AIM OF THE TASK:
Reproduce all of the material below verbatim, omitting the pictures from your answer.

TASK INPUT:
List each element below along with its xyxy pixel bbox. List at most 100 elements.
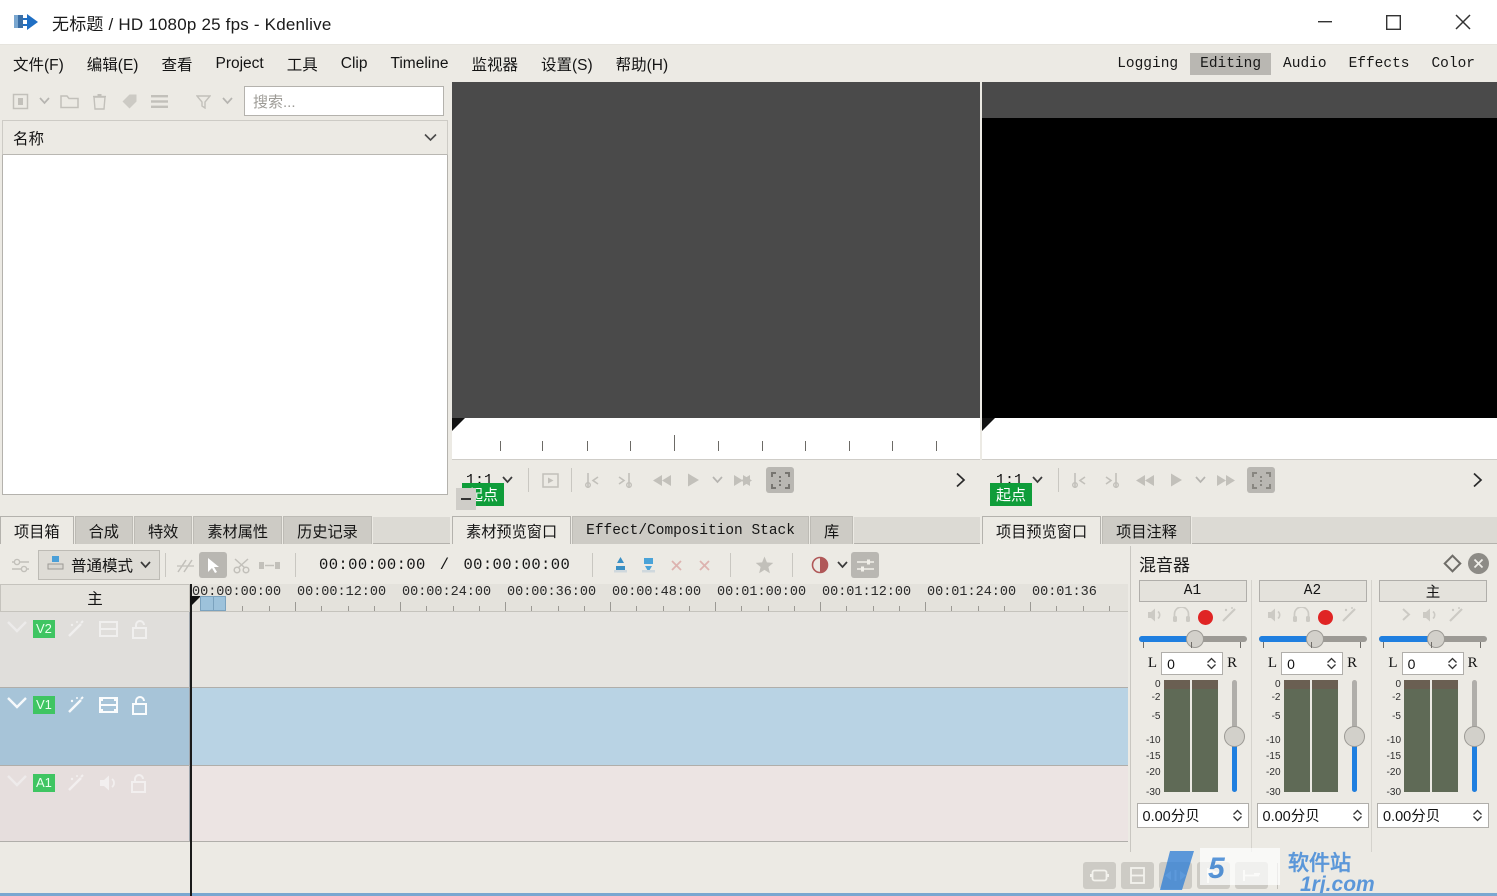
- db-stepper[interactable]: [1232, 809, 1243, 822]
- project-zone-icon[interactable]: [1247, 467, 1276, 493]
- show-video-thumbnails-icon[interactable]: [1083, 862, 1116, 889]
- mixer-master-pan-slider[interactable]: [1379, 630, 1487, 649]
- favorite-effect-star-icon[interactable]: [750, 552, 778, 578]
- rewind-icon[interactable]: [649, 467, 677, 493]
- close-button[interactable]: [1428, 0, 1497, 45]
- track-header-v2[interactable]: V2: [0, 612, 190, 687]
- tab-project-bin[interactable]: 项目箱: [0, 516, 74, 544]
- tab-undo-history[interactable]: 历史记录: [283, 516, 372, 544]
- razor-tool-icon[interactable]: [171, 552, 199, 578]
- timeline-ruler[interactable]: 00:00:00:00 00:00:12:00 00:00:24:00 00:0…: [190, 584, 1128, 612]
- project-monitor-video-area[interactable]: [982, 118, 1497, 418]
- tab-compositions[interactable]: 合成: [74, 516, 133, 544]
- tab-effects[interactable]: 特效: [133, 516, 193, 544]
- mute-speaker-icon[interactable]: [1422, 607, 1440, 628]
- project-monitor-ruler[interactable]: [982, 418, 1497, 460]
- mute-speaker-icon[interactable]: [1147, 607, 1165, 628]
- layout-tab-effects[interactable]: Effects: [1339, 53, 1420, 75]
- track-row-v1[interactable]: V1: [0, 688, 1128, 766]
- set-zone-in-icon[interactable]: [579, 467, 607, 493]
- track-effects-wand-icon[interactable]: [66, 774, 86, 798]
- add-folder-icon[interactable]: [55, 88, 83, 114]
- remove-all-spaces-icon[interactable]: [690, 552, 718, 578]
- track-lock-icon[interactable]: [130, 774, 147, 798]
- timeline-position-timecode[interactable]: 00:00:00:00: [319, 556, 426, 574]
- mixer-master-db-spinbox[interactable]: 0.00分贝: [1377, 803, 1489, 828]
- track-header-v1[interactable]: V1: [0, 688, 190, 765]
- record-arm-icon[interactable]: [1197, 609, 1213, 625]
- track-video-toggle-icon[interactable]: [98, 620, 118, 643]
- track-header-a1[interactable]: A1: [0, 766, 190, 841]
- insert-zone-icon[interactable]: [606, 552, 634, 578]
- timeline-zone-thumb[interactable]: [200, 596, 226, 611]
- solo-headphone-icon[interactable]: [1172, 606, 1190, 627]
- fit-zoom-icon[interactable]: [1235, 862, 1268, 889]
- filter-icon[interactable]: [189, 88, 217, 114]
- tab-project-monitor[interactable]: 项目预览窗口: [982, 516, 1102, 544]
- play-chevron-down-icon[interactable]: [709, 467, 726, 493]
- mixer-a1-db-spinbox[interactable]: 0.00分贝: [1136, 803, 1249, 828]
- bin-clip-list[interactable]: [2, 155, 448, 495]
- project-play-chevron-down-icon[interactable]: [1192, 467, 1209, 493]
- extract-zone-icon[interactable]: [634, 552, 662, 578]
- menu-tools[interactable]: 工具: [277, 49, 328, 79]
- menu-monitor[interactable]: 监视器: [461, 49, 528, 79]
- tag-icon[interactable]: [115, 88, 143, 114]
- solo-headphone-icon[interactable]: [1292, 606, 1310, 627]
- edit-mode-select[interactable]: 普通模式: [38, 550, 161, 580]
- project-rewind-icon[interactable]: [1132, 467, 1160, 493]
- view-mode-icon[interactable]: [145, 88, 173, 114]
- mixer-channel-name-master[interactable]: 主: [1379, 580, 1487, 602]
- menu-clip[interactable]: Clip: [331, 51, 378, 77]
- record-arm-icon[interactable]: [1317, 609, 1333, 625]
- track-name-v2[interactable]: V2: [33, 620, 55, 638]
- layout-tab-audio[interactable]: Audio: [1273, 53, 1337, 75]
- menu-file[interactable]: 文件(F): [3, 49, 74, 79]
- mixer-channel-name-a2[interactable]: A2: [1258, 580, 1367, 602]
- mixer-a1-volume-fader[interactable]: [1221, 680, 1247, 792]
- timeline-options-icon[interactable]: [6, 552, 34, 578]
- timeline-preferences-icon[interactable]: [851, 552, 880, 578]
- expand-chevron-right-icon[interactable]: [1400, 607, 1414, 627]
- track-content-a1[interactable]: [190, 766, 1128, 841]
- track-lock-icon[interactable]: [131, 696, 148, 720]
- clip-monitor-fullscreen-icon[interactable]: [536, 467, 564, 493]
- channel-effects-wand-icon[interactable]: [1448, 606, 1466, 628]
- menu-help[interactable]: 帮助(H): [606, 49, 679, 79]
- track-expand-chevron-down-icon[interactable]: [6, 696, 28, 715]
- mixer-master-volume-fader[interactable]: [1461, 680, 1487, 792]
- track-audio-mute-speaker-icon[interactable]: [99, 774, 119, 797]
- play-icon[interactable]: [679, 467, 707, 493]
- track-effects-wand-icon[interactable]: [66, 696, 86, 720]
- select-tool-icon[interactable]: [199, 552, 228, 578]
- bin-column-header[interactable]: 名称: [2, 120, 448, 155]
- track-expand-chevron-down-icon[interactable]: [6, 620, 28, 639]
- channel-effects-wand-icon[interactable]: [1221, 606, 1239, 628]
- clip-monitor-ruler[interactable]: [452, 418, 980, 460]
- track-row-v2[interactable]: V2: [0, 612, 1128, 688]
- tab-library[interactable]: 库: [809, 516, 854, 544]
- search-input[interactable]: 搜索...: [244, 86, 444, 116]
- project-monitor-overflow-button[interactable]: [1463, 467, 1491, 493]
- pan-stepper[interactable]: [1206, 657, 1217, 670]
- track-row-a1[interactable]: A1: [0, 766, 1128, 842]
- menu-view[interactable]: 查看: [151, 49, 202, 79]
- mix-icon[interactable]: [806, 552, 834, 578]
- project-forward-icon[interactable]: [1211, 467, 1239, 493]
- tab-clip-properties[interactable]: 素材属性: [193, 516, 283, 544]
- filter-chevron-down-icon[interactable]: [219, 88, 236, 114]
- menu-project[interactable]: Project: [205, 51, 273, 77]
- maximize-button[interactable]: [1359, 0, 1428, 45]
- tab-clip-monitor[interactable]: 素材预览窗口: [452, 516, 572, 544]
- track-lock-icon[interactable]: [131, 620, 148, 644]
- channel-effects-wand-icon[interactable]: [1341, 606, 1359, 628]
- mixer-channel-name-a1[interactable]: A1: [1138, 580, 1247, 602]
- tab-project-notes[interactable]: 项目注释: [1102, 516, 1191, 544]
- set-zone-out-icon[interactable]: [609, 467, 637, 493]
- pan-stepper[interactable]: [1447, 657, 1458, 670]
- mixer-a2-db-spinbox[interactable]: 0.00分贝: [1256, 803, 1369, 828]
- cut-tool-icon[interactable]: [227, 552, 255, 578]
- layout-tab-editing[interactable]: Editing: [1190, 52, 1272, 75]
- forward-icon[interactable]: [728, 467, 756, 493]
- project-play-icon[interactable]: [1162, 467, 1190, 493]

EXERCISE ANSWER:
List each element below along with its xyxy pixel bbox. List at most 100 elements.
- db-stepper[interactable]: [1232, 809, 1243, 822]
- project-zone-icon[interactable]: [1247, 467, 1276, 493]
- show-video-thumbnails-icon[interactable]: [1083, 862, 1116, 889]
- mixer-master-pan-slider[interactable]: [1379, 630, 1487, 649]
- favorite-effect-star-icon[interactable]: [750, 552, 778, 578]
- rewind-icon[interactable]: [649, 467, 677, 493]
- close-button[interactable]: [1428, 0, 1497, 45]
- track-header-v2[interactable]: V2: [0, 612, 190, 687]
- tab-project-bin[interactable]: 项目箱: [0, 516, 74, 544]
- tab-undo-history[interactable]: 历史记录: [283, 516, 372, 544]
- razor-tool-icon[interactable]: [171, 552, 199, 578]
- timeline-ruler[interactable]: 00:00:00:00 00:00:12:00 00:00:24:00 00:0…: [190, 584, 1128, 612]
- project-monitor-video-area[interactable]: [982, 118, 1497, 418]
- tab-compositions[interactable]: 合成: [74, 516, 133, 544]
- tab-effects[interactable]: 特效: [133, 516, 193, 544]
- mute-speaker-icon[interactable]: [1422, 607, 1440, 628]
- project-monitor-ruler[interactable]: [982, 418, 1497, 460]
- mute-speaker-icon[interactable]: [1147, 607, 1165, 628]
- layout-tab-effects[interactable]: Effects: [1339, 53, 1420, 75]
- track-row-v1[interactable]: V1: [0, 688, 1128, 766]
- set-zone-in-icon[interactable]: [579, 467, 607, 493]
- track-effects-wand-icon[interactable]: [66, 774, 86, 798]
- add-folder-icon[interactable]: [55, 88, 83, 114]
- remove-all-spaces-icon[interactable]: [690, 552, 718, 578]
- track-lock-icon[interactable]: [130, 774, 147, 798]
- timeline-position-timecode[interactable]: 00:00:00:00: [319, 556, 426, 574]
- mixer-master-db-spinbox[interactable]: 0.00分贝: [1377, 803, 1489, 828]
- track-header-v1[interactable]: V1: [0, 688, 190, 765]
- record-arm-icon[interactable]: [1197, 609, 1213, 625]
- track-video-toggle-icon[interactable]: [98, 620, 118, 643]
- track-header-a1[interactable]: A1: [0, 766, 190, 841]
- insert-zone-icon[interactable]: [606, 552, 634, 578]
- timeline-zone-thumb[interactable]: [200, 596, 226, 611]
- solo-headphone-icon[interactable]: [1172, 606, 1190, 627]
- fit-zoom-icon[interactable]: [1235, 862, 1268, 889]
- filter-icon[interactable]: [189, 88, 217, 114]
- tab-project-monitor[interactable]: 项目预览窗口: [982, 516, 1102, 544]
- play-chevron-down-icon[interactable]: [709, 467, 726, 493]
- mixer-a1-db-spinbox[interactable]: 0.00分贝: [1136, 803, 1249, 828]
- bin-clip-list[interactable]: [2, 155, 448, 495]
- project-play-chevron-down-icon[interactable]: [1192, 467, 1209, 493]
- extract-zone-icon[interactable]: [634, 552, 662, 578]
- menu-tools[interactable]: 工具: [277, 49, 328, 79]
- menu-monitor[interactable]: 监视器: [461, 49, 528, 79]
- tag-icon[interactable]: [115, 88, 143, 114]
- solo-headphone-icon[interactable]: [1292, 606, 1310, 627]
- edit-mode-select[interactable]: 普通模式: [38, 550, 161, 580]
- project-rewind-icon[interactable]: [1132, 467, 1160, 493]
- view-mode-icon[interactable]: [145, 88, 173, 114]
- mixer-channel-name-master[interactable]: 主: [1379, 580, 1487, 602]
- menu-clip[interactable]: Clip: [331, 51, 378, 77]
- record-arm-icon[interactable]: [1317, 609, 1333, 625]
- track-name-v2[interactable]: V2: [33, 620, 55, 638]
- layout-tab-audio[interactable]: Audio: [1273, 53, 1337, 75]
- menu-file[interactable]: 文件(F): [3, 49, 74, 79]
- mixer-channel-name-a2[interactable]: A2: [1258, 580, 1367, 602]
- mixer-a1-volume-fader[interactable]: [1221, 680, 1247, 792]
- timeline-options-icon[interactable]: [6, 552, 34, 578]
- timeline-preferences-icon[interactable]: [851, 552, 880, 578]
- expand-chevron-right-icon[interactable]: [1400, 607, 1414, 627]
- track-content-a1[interactable]: [190, 766, 1128, 841]
- track-lock-icon[interactable]: [131, 696, 148, 720]
- clip-monitor-fullscreen-icon[interactable]: [536, 467, 564, 493]
- channel-effects-wand-icon[interactable]: [1448, 606, 1466, 628]
- menu-help[interactable]: 帮助(H): [606, 49, 679, 79]
- track-expand-chevron-down-icon[interactable]: [6, 696, 28, 715]
- mixer-master-volume-fader[interactable]: [1461, 680, 1487, 792]
- track-audio-mute-speaker-icon[interactable]: [99, 774, 119, 797]
- play-icon[interactable]: [679, 467, 707, 493]
- track-effects-wand-icon[interactable]: [66, 696, 86, 720]
- select-tool-icon[interactable]: [199, 552, 228, 578]
- bin-column-header[interactable]: 名称: [2, 120, 448, 155]
- track-expand-chevron-down-icon[interactable]: [6, 620, 28, 639]
- channel-effects-wand-icon[interactable]: [1221, 606, 1239, 628]
- clip-monitor-ruler[interactable]: [452, 418, 980, 460]
- track-row-v2[interactable]: V2: [0, 612, 1128, 688]
- tab-library[interactable]: 库: [809, 516, 854, 544]
- search-input[interactable]: 搜索...: [244, 86, 444, 116]
- project-monitor-overflow-button[interactable]: [1463, 467, 1491, 493]
- pan-stepper[interactable]: [1206, 657, 1217, 670]
- track-row-a1[interactable]: A1: [0, 766, 1128, 842]
- menu-view[interactable]: 查看: [151, 49, 202, 79]
- mix-icon[interactable]: [806, 552, 834, 578]
- project-forward-icon[interactable]: [1211, 467, 1239, 493]
- tab-clip-properties[interactable]: 素材属性: [193, 516, 283, 544]
- filter-chevron-down-icon[interactable]: [219, 88, 236, 114]
- menu-project[interactable]: Project: [205, 51, 273, 77]
- maximize-button[interactable]: [1359, 0, 1428, 45]
- tab-clip-monitor[interactable]: 素材预览窗口: [452, 516, 572, 544]
- track-lock-icon[interactable]: [131, 620, 148, 644]
- channel-effects-wand-icon[interactable]: [1341, 606, 1359, 628]
- mixer-channel-name-a1[interactable]: A1: [1138, 580, 1247, 602]
- tab-project-notes[interactable]: 项目注释: [1102, 516, 1191, 544]
- set-zone-out-icon[interactable]: [609, 467, 637, 493]
- pan-stepper[interactable]: [1447, 657, 1458, 670]
- mixer-a2-db-spinbox[interactable]: 0.00分贝: [1256, 803, 1369, 828]
- cut-tool-icon[interactable]: [227, 552, 255, 578]
- layout-tab-editing[interactable]: Editing: [1190, 52, 1272, 75]
- forward-icon[interactable]: [728, 467, 756, 493]
- project-play-icon[interactable]: [1162, 467, 1190, 493]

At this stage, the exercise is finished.